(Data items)
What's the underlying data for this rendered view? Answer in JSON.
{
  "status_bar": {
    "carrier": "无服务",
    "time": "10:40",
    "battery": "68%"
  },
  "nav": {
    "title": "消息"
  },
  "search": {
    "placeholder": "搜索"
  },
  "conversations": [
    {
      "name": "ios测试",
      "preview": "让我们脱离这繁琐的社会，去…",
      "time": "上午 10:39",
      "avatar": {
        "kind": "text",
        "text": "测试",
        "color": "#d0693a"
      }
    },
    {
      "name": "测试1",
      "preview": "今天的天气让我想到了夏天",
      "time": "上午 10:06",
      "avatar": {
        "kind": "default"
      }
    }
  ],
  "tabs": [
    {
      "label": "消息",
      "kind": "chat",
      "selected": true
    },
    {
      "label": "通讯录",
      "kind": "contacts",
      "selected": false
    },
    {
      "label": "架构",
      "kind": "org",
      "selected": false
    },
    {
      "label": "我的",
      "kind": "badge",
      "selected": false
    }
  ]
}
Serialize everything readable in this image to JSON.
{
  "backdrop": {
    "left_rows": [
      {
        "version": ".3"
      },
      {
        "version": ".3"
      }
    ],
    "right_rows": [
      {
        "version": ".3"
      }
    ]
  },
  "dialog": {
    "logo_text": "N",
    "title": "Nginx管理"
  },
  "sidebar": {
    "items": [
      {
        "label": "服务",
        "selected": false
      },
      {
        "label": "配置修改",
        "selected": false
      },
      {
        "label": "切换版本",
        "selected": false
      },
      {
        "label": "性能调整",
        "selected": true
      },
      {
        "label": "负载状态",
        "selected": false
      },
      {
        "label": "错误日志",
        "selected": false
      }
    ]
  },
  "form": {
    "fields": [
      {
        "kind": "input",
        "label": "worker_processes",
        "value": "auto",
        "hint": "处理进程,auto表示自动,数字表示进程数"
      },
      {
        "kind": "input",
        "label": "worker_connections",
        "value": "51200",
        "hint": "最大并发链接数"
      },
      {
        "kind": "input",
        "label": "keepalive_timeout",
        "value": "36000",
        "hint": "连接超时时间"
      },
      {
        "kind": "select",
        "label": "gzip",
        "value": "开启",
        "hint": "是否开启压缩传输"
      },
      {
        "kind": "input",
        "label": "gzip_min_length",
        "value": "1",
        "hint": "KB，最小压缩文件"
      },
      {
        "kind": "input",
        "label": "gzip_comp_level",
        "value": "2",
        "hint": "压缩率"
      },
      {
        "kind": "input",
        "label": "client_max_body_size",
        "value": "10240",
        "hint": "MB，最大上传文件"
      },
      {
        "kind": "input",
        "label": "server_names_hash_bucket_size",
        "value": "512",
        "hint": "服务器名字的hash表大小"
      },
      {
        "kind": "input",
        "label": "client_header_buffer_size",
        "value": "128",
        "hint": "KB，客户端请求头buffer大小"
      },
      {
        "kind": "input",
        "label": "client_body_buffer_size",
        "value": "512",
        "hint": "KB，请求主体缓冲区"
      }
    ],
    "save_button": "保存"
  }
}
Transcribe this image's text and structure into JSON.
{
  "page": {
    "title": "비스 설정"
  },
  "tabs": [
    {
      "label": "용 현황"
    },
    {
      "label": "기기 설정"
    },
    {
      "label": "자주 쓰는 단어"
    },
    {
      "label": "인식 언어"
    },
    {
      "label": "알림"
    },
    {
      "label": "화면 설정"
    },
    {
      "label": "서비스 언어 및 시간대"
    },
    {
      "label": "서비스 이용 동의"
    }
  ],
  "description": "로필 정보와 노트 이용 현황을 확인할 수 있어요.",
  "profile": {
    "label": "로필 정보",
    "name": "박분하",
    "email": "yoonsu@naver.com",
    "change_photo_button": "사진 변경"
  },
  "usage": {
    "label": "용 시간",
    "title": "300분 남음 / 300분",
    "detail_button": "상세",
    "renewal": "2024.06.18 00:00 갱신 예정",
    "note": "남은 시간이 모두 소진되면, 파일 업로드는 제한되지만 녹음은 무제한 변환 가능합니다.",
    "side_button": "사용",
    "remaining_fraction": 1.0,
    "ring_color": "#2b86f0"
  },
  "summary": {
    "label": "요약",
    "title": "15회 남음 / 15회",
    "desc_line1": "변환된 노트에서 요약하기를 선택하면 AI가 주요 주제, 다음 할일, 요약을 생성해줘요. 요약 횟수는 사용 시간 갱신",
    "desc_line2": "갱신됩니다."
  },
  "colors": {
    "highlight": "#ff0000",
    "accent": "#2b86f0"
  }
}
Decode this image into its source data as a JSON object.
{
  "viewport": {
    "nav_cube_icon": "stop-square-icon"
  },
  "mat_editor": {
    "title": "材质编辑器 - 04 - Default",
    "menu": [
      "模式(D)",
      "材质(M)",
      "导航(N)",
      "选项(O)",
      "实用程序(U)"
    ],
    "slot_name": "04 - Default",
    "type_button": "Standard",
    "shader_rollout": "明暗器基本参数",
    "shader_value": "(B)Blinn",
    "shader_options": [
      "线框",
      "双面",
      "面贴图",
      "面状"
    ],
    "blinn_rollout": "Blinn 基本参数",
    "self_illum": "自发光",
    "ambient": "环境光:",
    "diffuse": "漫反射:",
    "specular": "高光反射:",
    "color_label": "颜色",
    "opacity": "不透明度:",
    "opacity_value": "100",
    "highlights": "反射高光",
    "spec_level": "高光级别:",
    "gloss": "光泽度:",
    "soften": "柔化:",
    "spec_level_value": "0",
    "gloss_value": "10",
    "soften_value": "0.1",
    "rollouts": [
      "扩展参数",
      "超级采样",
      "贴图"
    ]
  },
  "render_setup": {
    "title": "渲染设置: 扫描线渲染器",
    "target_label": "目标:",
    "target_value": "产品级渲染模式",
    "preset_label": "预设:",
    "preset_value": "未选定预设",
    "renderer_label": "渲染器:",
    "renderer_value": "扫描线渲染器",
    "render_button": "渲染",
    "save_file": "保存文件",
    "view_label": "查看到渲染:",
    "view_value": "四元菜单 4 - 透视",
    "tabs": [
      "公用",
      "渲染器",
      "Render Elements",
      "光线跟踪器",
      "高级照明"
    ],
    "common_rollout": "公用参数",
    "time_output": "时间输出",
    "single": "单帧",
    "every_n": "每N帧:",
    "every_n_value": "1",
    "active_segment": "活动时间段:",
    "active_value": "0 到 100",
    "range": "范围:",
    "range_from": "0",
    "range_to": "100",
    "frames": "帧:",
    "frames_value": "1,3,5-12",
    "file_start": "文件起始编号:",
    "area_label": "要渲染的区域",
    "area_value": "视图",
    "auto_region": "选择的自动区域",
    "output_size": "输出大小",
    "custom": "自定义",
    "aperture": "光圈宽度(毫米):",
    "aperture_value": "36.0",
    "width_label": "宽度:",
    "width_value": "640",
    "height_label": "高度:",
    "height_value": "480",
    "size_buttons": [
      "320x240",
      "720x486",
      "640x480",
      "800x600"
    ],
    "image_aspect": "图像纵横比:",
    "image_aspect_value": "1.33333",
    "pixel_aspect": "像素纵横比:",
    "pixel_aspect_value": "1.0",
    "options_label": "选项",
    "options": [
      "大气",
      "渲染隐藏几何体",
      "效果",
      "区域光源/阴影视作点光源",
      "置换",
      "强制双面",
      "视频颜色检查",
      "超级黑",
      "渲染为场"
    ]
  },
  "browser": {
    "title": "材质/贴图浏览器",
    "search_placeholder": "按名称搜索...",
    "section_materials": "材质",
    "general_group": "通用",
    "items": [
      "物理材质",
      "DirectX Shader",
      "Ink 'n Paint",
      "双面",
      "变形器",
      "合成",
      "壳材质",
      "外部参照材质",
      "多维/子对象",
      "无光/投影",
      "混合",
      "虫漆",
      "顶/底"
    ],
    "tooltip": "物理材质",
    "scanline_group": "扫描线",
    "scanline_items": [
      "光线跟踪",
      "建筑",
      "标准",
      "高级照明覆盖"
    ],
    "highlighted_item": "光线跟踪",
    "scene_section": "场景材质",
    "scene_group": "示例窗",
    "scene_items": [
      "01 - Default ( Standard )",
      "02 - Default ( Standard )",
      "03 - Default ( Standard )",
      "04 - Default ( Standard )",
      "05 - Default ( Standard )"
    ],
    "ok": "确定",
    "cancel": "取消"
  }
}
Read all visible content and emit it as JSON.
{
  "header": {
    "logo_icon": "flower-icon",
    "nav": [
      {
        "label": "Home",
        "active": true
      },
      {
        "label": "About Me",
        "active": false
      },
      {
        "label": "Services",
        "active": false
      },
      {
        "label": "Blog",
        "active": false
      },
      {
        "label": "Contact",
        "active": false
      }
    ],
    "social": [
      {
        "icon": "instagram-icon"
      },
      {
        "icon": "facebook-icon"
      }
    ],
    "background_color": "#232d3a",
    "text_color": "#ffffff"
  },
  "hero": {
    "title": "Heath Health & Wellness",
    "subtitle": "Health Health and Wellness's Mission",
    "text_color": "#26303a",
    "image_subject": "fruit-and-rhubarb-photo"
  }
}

=== What the exercise asks ===
Which lines above contain the word "Wellness"? Copy each of them.

=== Solution for this problem ===
    "title": "Heath Health & Wellness",
    "subtitle": "Health Health and Wellness's Mission",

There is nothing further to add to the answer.